**Work instructions**
Return the records that follow unaltered. Omit every picture.
:::::
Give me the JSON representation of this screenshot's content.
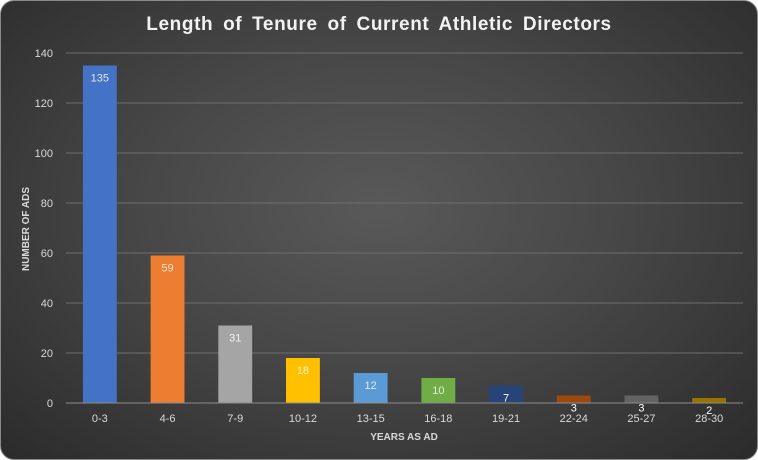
{
  "chart_data": {
    "type": "bar",
    "title": "Length of Tenure of Current Athletic Directors",
    "xlabel": "YEARS AS AD",
    "ylabel": "NUMBER OF ADS",
    "categories": [
      "0-3",
      "4-6",
      "7-9",
      "10-12",
      "13-15",
      "16-18",
      "19-21",
      "22-24",
      "25-27",
      "28-30"
    ],
    "values": [
      135,
      59,
      31,
      18,
      12,
      10,
      7,
      3,
      3,
      2
    ],
    "data_labels": [
      "135",
      "59",
      "31",
      "18",
      "12",
      "10",
      "7",
      "3",
      "3",
      "2"
    ],
    "colors": [
      "#4472c4",
      "#ed7d31",
      "#a5a5a5",
      "#ffc000",
      "#5b9bd5",
      "#70ad47",
      "#264478",
      "#9e480e",
      "#636363",
      "#997300"
    ],
    "label_colors": [
      "#dce6f5",
      "#fde3d2",
      "#f2f2f2",
      "#fff2cc",
      "#deebf7",
      "#e2efda",
      "#ffffff",
      "#ffffff",
      "#ffffff",
      "#ffffff"
    ],
    "yticks": [
      "0",
      "20",
      "40",
      "60",
      "80",
      "100",
      "120",
      "140"
    ],
    "ylim": [
      0,
      140
    ],
    "grid": true,
    "legend": "none"
  }
}
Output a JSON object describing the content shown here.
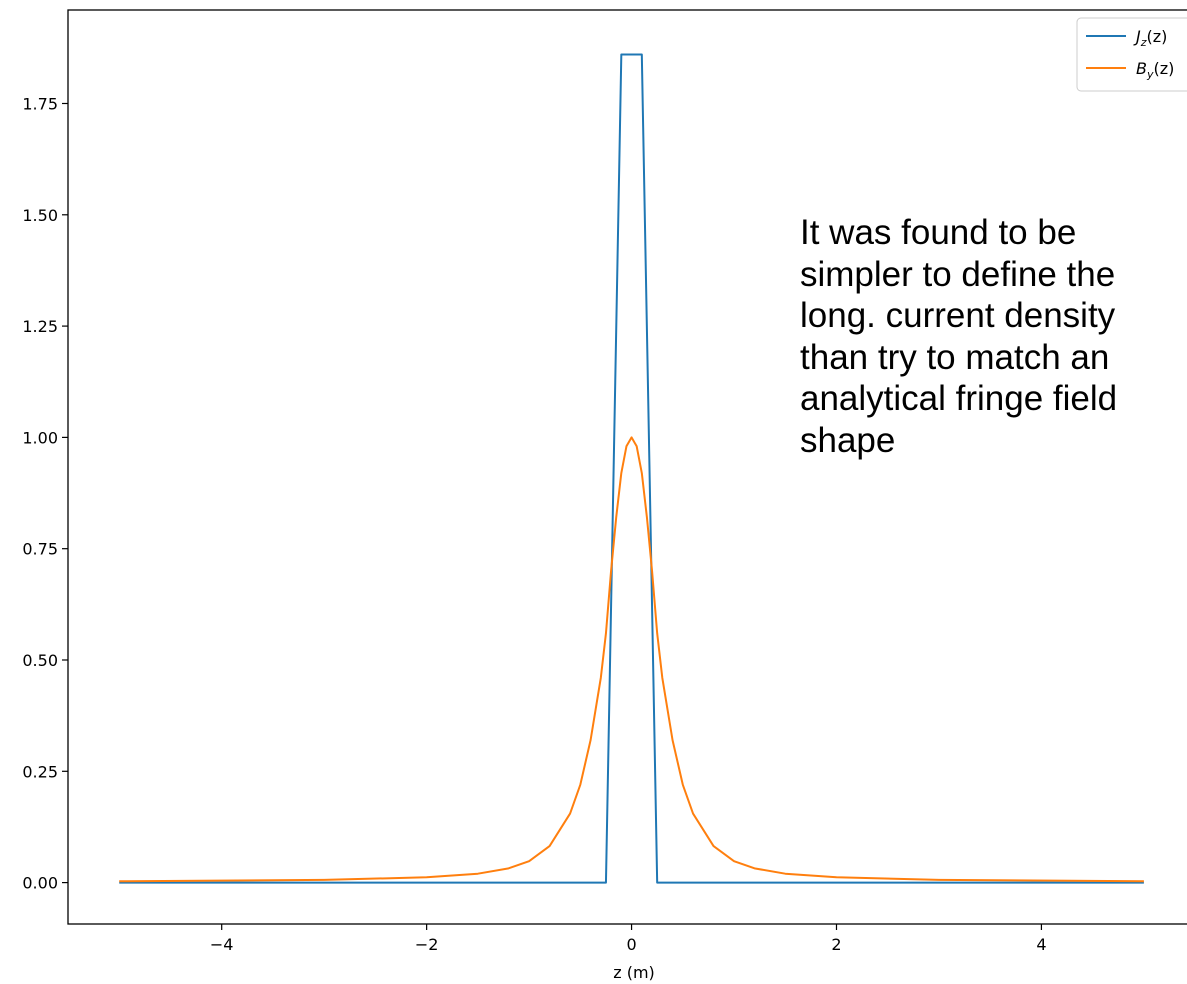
{
  "chart_data": {
    "type": "line",
    "title": "",
    "xlabel": "z (m)",
    "ylabel": "",
    "xlim": [
      -5.5,
      5.45
    ],
    "ylim": [
      -0.093,
      1.96
    ],
    "xticks": [
      -4,
      -2,
      0,
      2,
      4
    ],
    "xtick_labels": [
      "−4",
      "−2",
      "0",
      "2",
      "4"
    ],
    "yticks": [
      0.0,
      0.25,
      0.5,
      0.75,
      1.0,
      1.25,
      1.5,
      1.75
    ],
    "ytick_labels": [
      "0.00",
      "0.25",
      "0.50",
      "0.75",
      "1.00",
      "1.25",
      "1.50",
      "1.75"
    ],
    "grid": false,
    "legend_position": "top-right",
    "series": [
      {
        "name": "J_z(z)",
        "color": "#1f77b4",
        "x": [
          -5.0,
          -0.25,
          -0.1,
          0.1,
          0.25,
          5.0
        ],
        "y": [
          0.0,
          0.0,
          1.86,
          1.86,
          0.0,
          0.0
        ]
      },
      {
        "name": "B_y(z)",
        "color": "#ff7f0e",
        "x": [
          -5.0,
          -3.0,
          -2.0,
          -1.5,
          -1.2,
          -1.0,
          -0.8,
          -0.6,
          -0.5,
          -0.4,
          -0.3,
          -0.25,
          -0.2,
          -0.15,
          -0.1,
          -0.05,
          0.0,
          0.05,
          0.1,
          0.15,
          0.2,
          0.25,
          0.3,
          0.4,
          0.5,
          0.6,
          0.8,
          1.0,
          1.2,
          1.5,
          2.0,
          3.0,
          5.0
        ],
        "y": [
          0.003,
          0.006,
          0.012,
          0.02,
          0.032,
          0.048,
          0.082,
          0.155,
          0.22,
          0.32,
          0.46,
          0.56,
          0.7,
          0.82,
          0.92,
          0.98,
          1.0,
          0.98,
          0.92,
          0.82,
          0.7,
          0.56,
          0.46,
          0.32,
          0.22,
          0.155,
          0.082,
          0.048,
          0.032,
          0.02,
          0.012,
          0.006,
          0.003
        ]
      }
    ]
  },
  "legend": {
    "entries": [
      {
        "label": "J_z(z)",
        "main": "J",
        "sub": "z",
        "tail": "(z)"
      },
      {
        "label": "B_y(z)",
        "main": "B",
        "sub": "y",
        "tail": "(z)"
      }
    ]
  },
  "annotation": {
    "lines": [
      "It was found to be",
      "simpler to define the",
      "long. current density",
      "than try to match an",
      "analytical fringe field",
      "shape"
    ]
  }
}
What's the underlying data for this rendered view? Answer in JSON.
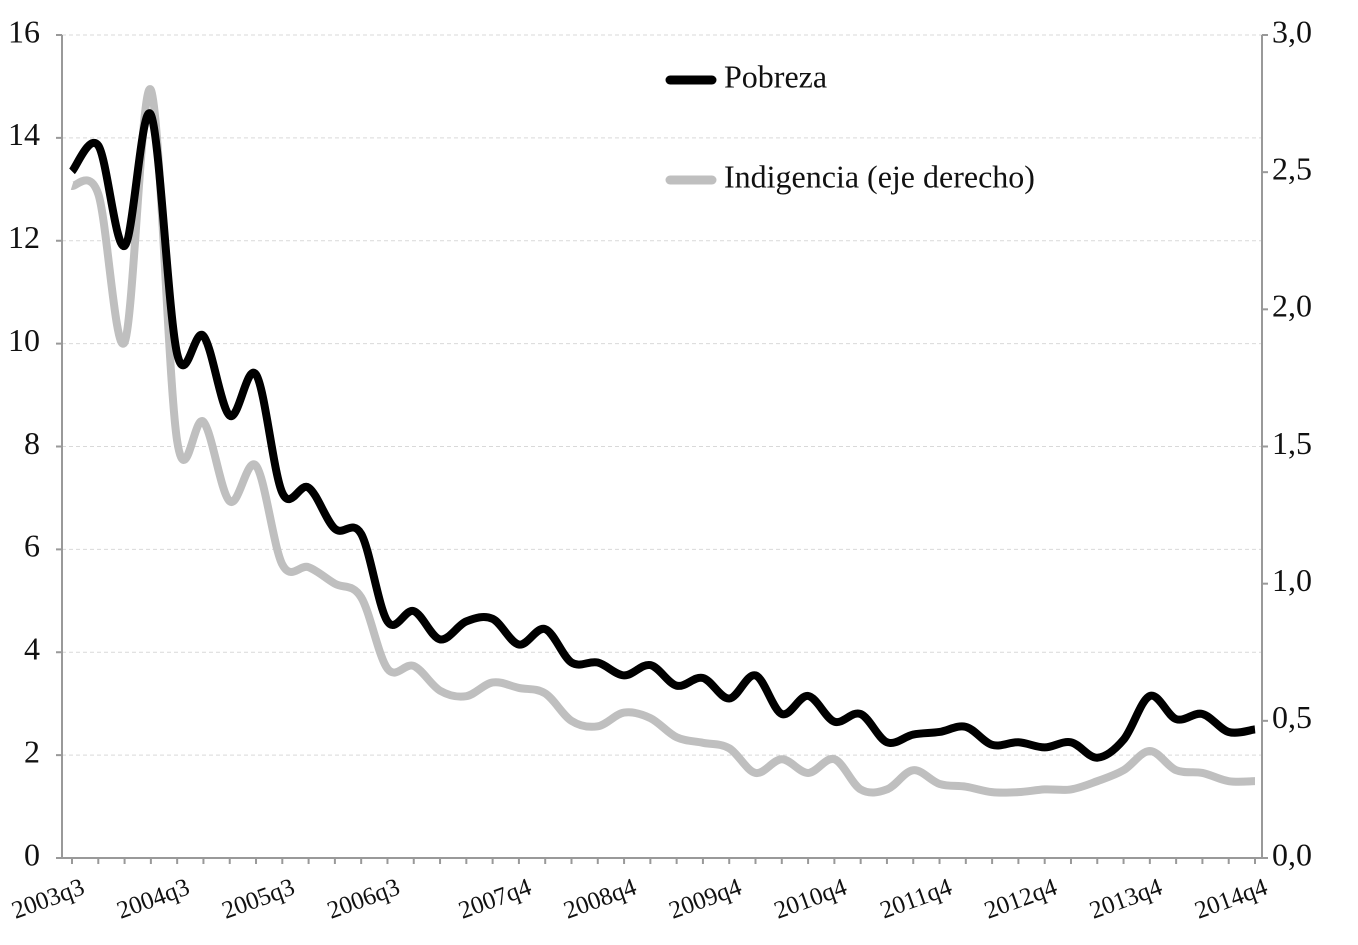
{
  "chart_data": {
    "type": "line",
    "categories": [
      "2003q3",
      null,
      null,
      null,
      "2004q3",
      null,
      null,
      null,
      "2005q3",
      null,
      null,
      null,
      "2006q3",
      null,
      null,
      null,
      null,
      "2007q4",
      null,
      null,
      null,
      "2008q4",
      null,
      null,
      null,
      "2009q4",
      null,
      null,
      null,
      "2010q4",
      null,
      null,
      null,
      "2011q4",
      null,
      null,
      null,
      "2012q4",
      null,
      null,
      null,
      "2013q4",
      null,
      null,
      null,
      "2014q4"
    ],
    "series": [
      {
        "name": "Pobreza",
        "color": "#000000",
        "values": [
          13.35,
          13.85,
          11.9,
          14.45,
          9.8,
          10.15,
          8.6,
          9.4,
          7.1,
          7.2,
          6.4,
          6.3,
          4.6,
          4.8,
          4.25,
          4.6,
          4.65,
          4.15,
          4.45,
          3.8,
          3.8,
          3.55,
          3.75,
          3.35,
          3.5,
          3.1,
          3.55,
          2.8,
          3.15,
          2.65,
          2.8,
          2.25,
          2.4,
          2.45,
          2.55,
          2.2,
          2.25,
          2.15,
          2.25,
          1.95,
          2.3,
          3.15,
          2.7,
          2.8,
          2.45,
          2.5
        ]
      },
      {
        "name": "Indigencia (eje derecho)",
        "color": "#bfbfbf",
        "axis": "y2",
        "values": [
          2.45,
          2.42,
          1.88,
          2.8,
          1.52,
          1.59,
          1.3,
          1.43,
          1.07,
          1.06,
          1.0,
          0.95,
          0.69,
          0.7,
          0.61,
          0.59,
          0.64,
          0.62,
          0.6,
          0.5,
          0.48,
          0.53,
          0.51,
          0.44,
          0.42,
          0.4,
          0.31,
          0.36,
          0.31,
          0.36,
          0.25,
          0.25,
          0.32,
          0.27,
          0.26,
          0.24,
          0.24,
          0.25,
          0.25,
          0.28,
          0.32,
          0.39,
          0.32,
          0.31,
          0.28,
          0.28
        ]
      }
    ],
    "ylim": [
      0,
      16
    ],
    "yticks": [
      0,
      2,
      4,
      6,
      8,
      10,
      12,
      14,
      16
    ],
    "y2lim": [
      0,
      3
    ],
    "y2ticks": [
      {
        "value": 0,
        "label": "0,0"
      },
      {
        "value": 0.5,
        "label": "0,5"
      },
      {
        "value": 1,
        "label": "1,0"
      },
      {
        "value": 1.5,
        "label": "1,5"
      },
      {
        "value": 2,
        "label": "2,0"
      },
      {
        "value": 2.5,
        "label": "2,5"
      },
      {
        "value": 3,
        "label": "3,0"
      }
    ],
    "grid": true,
    "legend": "top"
  }
}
:::::
**Exercise result**
Give me the JSON representation of this screenshot's content.
{
  "chart_data": {
    "type": "bar",
    "title": "Length of Tenure of Current Athletic Directors",
    "xlabel": "YEARS AS AD",
    "ylabel": "NUMBER OF ADS",
    "categories": [
      "0-3",
      "4-6",
      "7-9",
      "10-12",
      "13-15",
      "16-18",
      "19-21",
      "22-24",
      "25-27",
      "28-30"
    ],
    "values": [
      135,
      59,
      31,
      18,
      12,
      10,
      7,
      3,
      3,
      2
    ],
    "data_labels": [
      "135",
      "59",
      "31",
      "18",
      "12",
      "10",
      "7",
      "3",
      "3",
      "2"
    ],
    "colors": [
      "#4472c4",
      "#ed7d31",
      "#a5a5a5",
      "#ffc000",
      "#5b9bd5",
      "#70ad47",
      "#264478",
      "#9e480e",
      "#636363",
      "#997300"
    ],
    "label_colors": [
      "#dce6f5",
      "#fde3d2",
      "#f2f2f2",
      "#fff2cc",
      "#deebf7",
      "#e2efda",
      "#ffffff",
      "#ffffff",
      "#ffffff",
      "#ffffff"
    ],
    "yticks": [
      "0",
      "20",
      "40",
      "60",
      "80",
      "100",
      "120",
      "140"
    ],
    "ylim": [
      0,
      140
    ],
    "grid": true,
    "legend": "none"
  }
}
Output a JSON object describing the content shown here.
{
  "chart_data": {
    "type": "line",
    "title": "",
    "xlabel": "z (m)",
    "ylabel": "",
    "xlim": [
      -5.5,
      5.45
    ],
    "ylim": [
      -0.093,
      1.96
    ],
    "xticks": [
      -4,
      -2,
      0,
      2,
      4
    ],
    "xtick_labels": [
      "−4",
      "−2",
      "0",
      "2",
      "4"
    ],
    "yticks": [
      0.0,
      0.25,
      0.5,
      0.75,
      1.0,
      1.25,
      1.5,
      1.75
    ],
    "ytick_labels": [
      "0.00",
      "0.25",
      "0.50",
      "0.75",
      "1.00",
      "1.25",
      "1.50",
      "1.75"
    ],
    "grid": false,
    "legend_position": "top-right",
    "series": [
      {
        "name": "J_z(z)",
        "color": "#1f77b4",
        "x": [
          -5.0,
          -0.25,
          -0.1,
          0.1,
          0.25,
          5.0
        ],
        "y": [
          0.0,
          0.0,
          1.86,
          1.86,
          0.0,
          0.0
        ]
      },
      {
        "name": "B_y(z)",
        "color": "#ff7f0e",
        "x": [
          -5.0,
          -3.0,
          -2.0,
          -1.5,
          -1.2,
          -1.0,
          -0.8,
          -0.6,
          -0.5,
          -0.4,
          -0.3,
          -0.25,
          -0.2,
          -0.15,
          -0.1,
          -0.05,
          0.0,
          0.05,
          0.1,
          0.15,
          0.2,
          0.25,
          0.3,
          0.4,
          0.5,
          0.6,
          0.8,
          1.0,
          1.2,
          1.5,
          2.0,
          3.0,
          5.0
        ],
        "y": [
          0.003,
          0.006,
          0.012,
          0.02,
          0.032,
          0.048,
          0.082,
          0.155,
          0.22,
          0.32,
          0.46,
          0.56,
          0.7,
          0.82,
          0.92,
          0.98,
          1.0,
          0.98,
          0.92,
          0.82,
          0.7,
          0.56,
          0.46,
          0.32,
          0.22,
          0.155,
          0.082,
          0.048,
          0.032,
          0.02,
          0.012,
          0.006,
          0.003
        ]
      }
    ]
  },
  "legend": {
    "entries": [
      {
        "label": "J_z(z)",
        "main": "J",
        "sub": "z",
        "tail": "(z)"
      },
      {
        "label": "B_y(z)",
        "main": "B",
        "sub": "y",
        "tail": "(z)"
      }
    ]
  },
  "annotation": {
    "lines": [
      "It was found to be",
      "simpler to define the",
      "long. current density",
      "than try to match an",
      "analytical fringe field",
      "shape"
    ]
  }
}
What's the underlying data for this rendered view? Answer in JSON.
{
  "chart_data": {
    "type": "line",
    "categories": [
      "2003q3",
      null,
      null,
      null,
      "2004q3",
      null,
      null,
      null,
      "2005q3",
      null,
      null,
      null,
      "2006q3",
      null,
      null,
      null,
      null,
      "2007q4",
      null,
      null,
      null,
      "2008q4",
      null,
      null,
      null,
      "2009q4",
      null,
      null,
      null,
      "2010q4",
      null,
      null,
      null,
      "2011q4",
      null,
      null,
      null,
      "2012q4",
      null,
      null,
      null,
      "2013q4",
      null,
      null,
      null,
      "2014q4"
    ],
    "series": [
      {
        "name": "Pobreza",
        "color": "#000000",
        "values": [
          13.35,
          13.85,
          11.9,
          14.45,
          9.8,
          10.15,
          8.6,
          9.4,
          7.1,
          7.2,
          6.4,
          6.3,
          4.6,
          4.8,
          4.25,
          4.6,
          4.65,
          4.15,
          4.45,
          3.8,
          3.8,
          3.55,
          3.75,
          3.35,
          3.5,
          3.1,
          3.55,
          2.8,
          3.15,
          2.65,
          2.8,
          2.25,
          2.4,
          2.45,
          2.55,
          2.2,
          2.25,
          2.15,
          2.25,
          1.95,
          2.3,
          3.15,
          2.7,
          2.8,
          2.45,
          2.5
        ]
      },
      {
        "name": "Indigencia (eje derecho)",
        "color": "#bfbfbf",
        "axis": "y2",
        "values": [
          2.45,
          2.42,
          1.88,
          2.8,
          1.52,
          1.59,
          1.3,
          1.43,
          1.07,
          1.06,
          1.0,
          0.95,
          0.69,
          0.7,
          0.61,
          0.59,
          0.64,
          0.62,
          0.6,
          0.5,
          0.48,
          0.53,
          0.51,
          0.44,
          0.42,
          0.4,
          0.31,
          0.36,
          0.31,
          0.36,
          0.25,
          0.25,
          0.32,
          0.27,
          0.26,
          0.24,
          0.24,
          0.25,
          0.25,
          0.28,
          0.32,
          0.39,
          0.32,
          0.31,
          0.28,
          0.28
        ]
      }
    ],
    "ylim": [
      0,
      16
    ],
    "yticks": [
      0,
      2,
      4,
      6,
      8,
      10,
      12,
      14,
      16
    ],
    "y2lim": [
      0,
      3
    ],
    "y2ticks": [
      {
        "value": 0,
        "label": "0,0"
      },
      {
        "value": 0.5,
        "label": "0,5"
      },
      {
        "value": 1,
        "label": "1,0"
      },
      {
        "value": 1.5,
        "label": "1,5"
      },
      {
        "value": 2,
        "label": "2,0"
      },
      {
        "value": 2.5,
        "label": "2,5"
      },
      {
        "value": 3,
        "label": "3,0"
      }
    ],
    "grid": true,
    "legend": "top"
  }
}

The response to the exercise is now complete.